### WHAT IS EXPECTED
Please list all lines of the material below in which the string "value" occurs.

### PROVIDED DATA
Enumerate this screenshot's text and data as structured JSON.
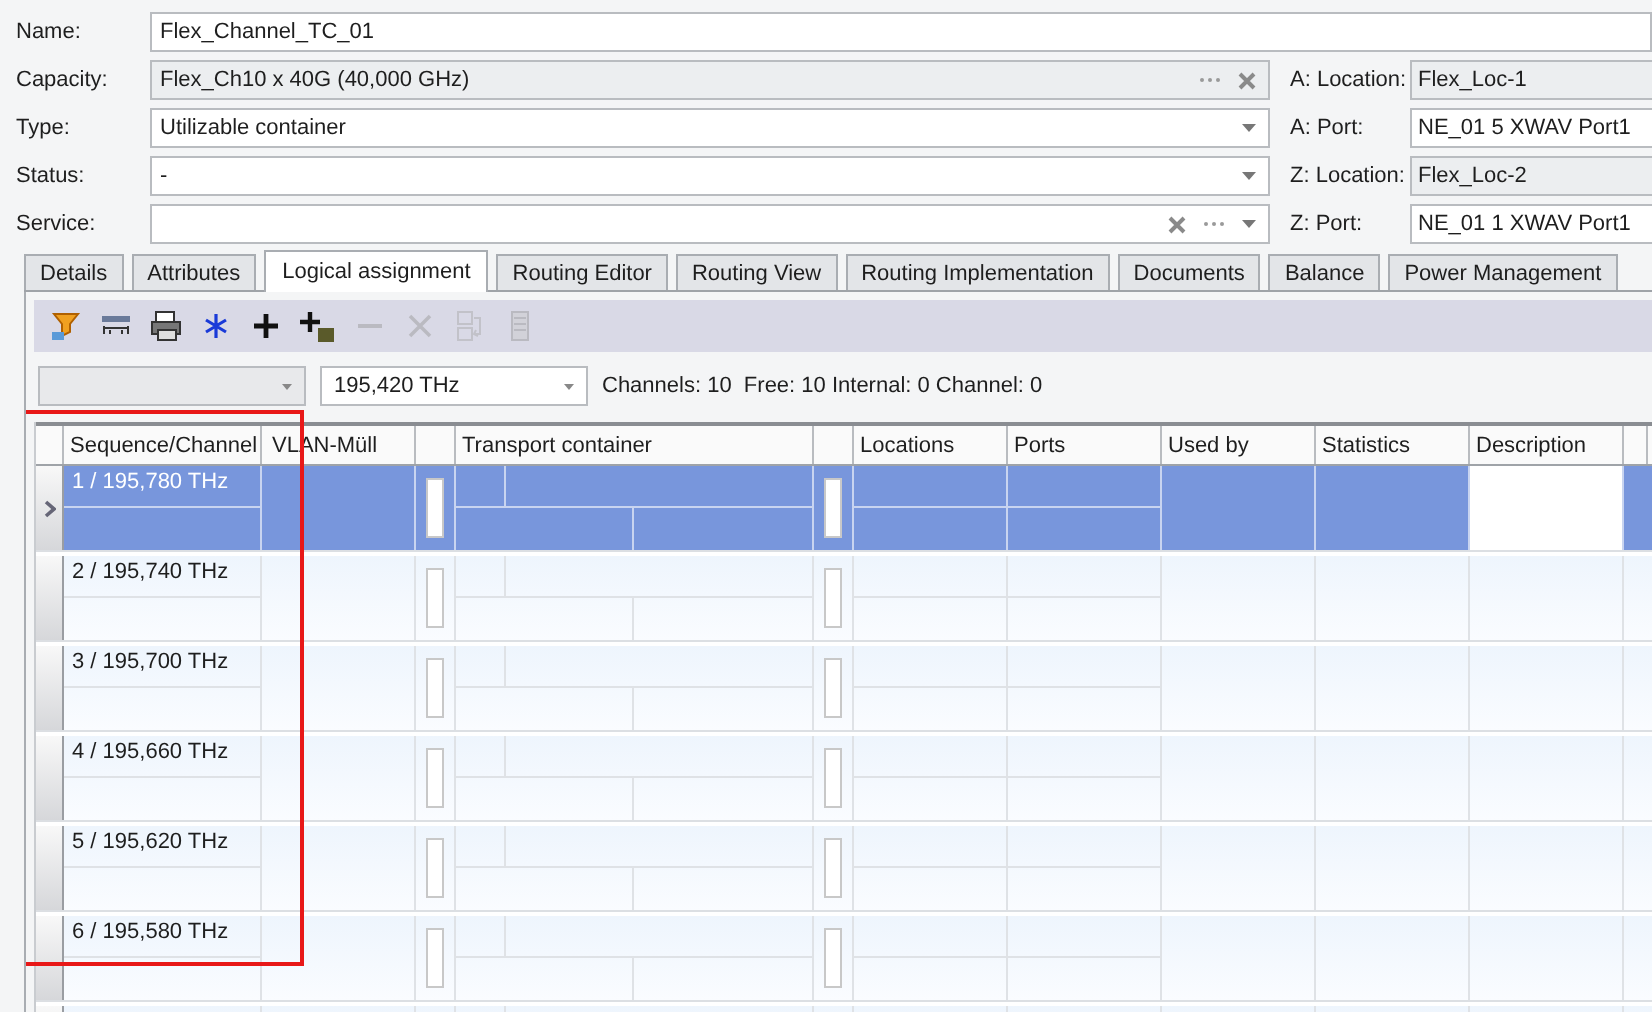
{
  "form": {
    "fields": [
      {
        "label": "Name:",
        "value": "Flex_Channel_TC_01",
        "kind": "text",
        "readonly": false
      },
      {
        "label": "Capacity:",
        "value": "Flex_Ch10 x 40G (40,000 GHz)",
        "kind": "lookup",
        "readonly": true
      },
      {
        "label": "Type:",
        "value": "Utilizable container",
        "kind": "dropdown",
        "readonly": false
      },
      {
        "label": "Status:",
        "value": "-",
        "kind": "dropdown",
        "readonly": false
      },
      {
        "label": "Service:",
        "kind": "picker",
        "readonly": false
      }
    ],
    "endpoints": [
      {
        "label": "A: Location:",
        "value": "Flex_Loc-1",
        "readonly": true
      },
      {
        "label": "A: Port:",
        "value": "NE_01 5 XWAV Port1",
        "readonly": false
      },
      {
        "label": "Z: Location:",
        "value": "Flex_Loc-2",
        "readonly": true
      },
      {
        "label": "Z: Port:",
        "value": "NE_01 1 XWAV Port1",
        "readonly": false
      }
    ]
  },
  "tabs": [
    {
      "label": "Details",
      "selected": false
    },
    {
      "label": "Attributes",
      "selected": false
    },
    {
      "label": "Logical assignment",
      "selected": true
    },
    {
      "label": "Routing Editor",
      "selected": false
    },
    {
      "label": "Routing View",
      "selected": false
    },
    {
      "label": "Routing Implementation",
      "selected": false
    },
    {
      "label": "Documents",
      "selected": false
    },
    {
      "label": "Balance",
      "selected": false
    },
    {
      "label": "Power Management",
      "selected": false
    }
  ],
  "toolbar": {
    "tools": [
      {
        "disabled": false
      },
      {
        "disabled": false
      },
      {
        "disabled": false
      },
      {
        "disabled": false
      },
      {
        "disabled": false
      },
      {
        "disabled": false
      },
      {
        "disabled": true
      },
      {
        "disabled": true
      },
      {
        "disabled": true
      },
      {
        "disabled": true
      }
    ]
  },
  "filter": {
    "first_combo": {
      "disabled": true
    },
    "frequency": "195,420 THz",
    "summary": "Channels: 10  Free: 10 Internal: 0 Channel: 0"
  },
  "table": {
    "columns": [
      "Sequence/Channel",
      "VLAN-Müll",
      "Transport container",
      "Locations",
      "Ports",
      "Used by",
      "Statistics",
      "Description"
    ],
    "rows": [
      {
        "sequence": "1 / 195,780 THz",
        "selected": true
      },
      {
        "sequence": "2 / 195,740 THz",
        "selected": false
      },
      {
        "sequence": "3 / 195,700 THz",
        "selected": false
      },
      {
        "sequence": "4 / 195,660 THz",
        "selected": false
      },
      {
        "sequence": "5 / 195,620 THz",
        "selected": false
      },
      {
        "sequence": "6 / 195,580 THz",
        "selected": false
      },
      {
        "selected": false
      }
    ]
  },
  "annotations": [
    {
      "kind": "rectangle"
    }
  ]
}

### RESPONSE TO THE TASK
        "value": "Flex_Channel_TC_01",
        "value": "Flex_Ch10 x 40G (40,000 GHz)",
        "value": "Utilizable container",
        "value": "-",
        "value": "Flex_Loc-1",
        "value": "NE_01 5 XWAV Port1",
        "value": "Flex_Loc-2",
        "value": "NE_01 1 XWAV Port1",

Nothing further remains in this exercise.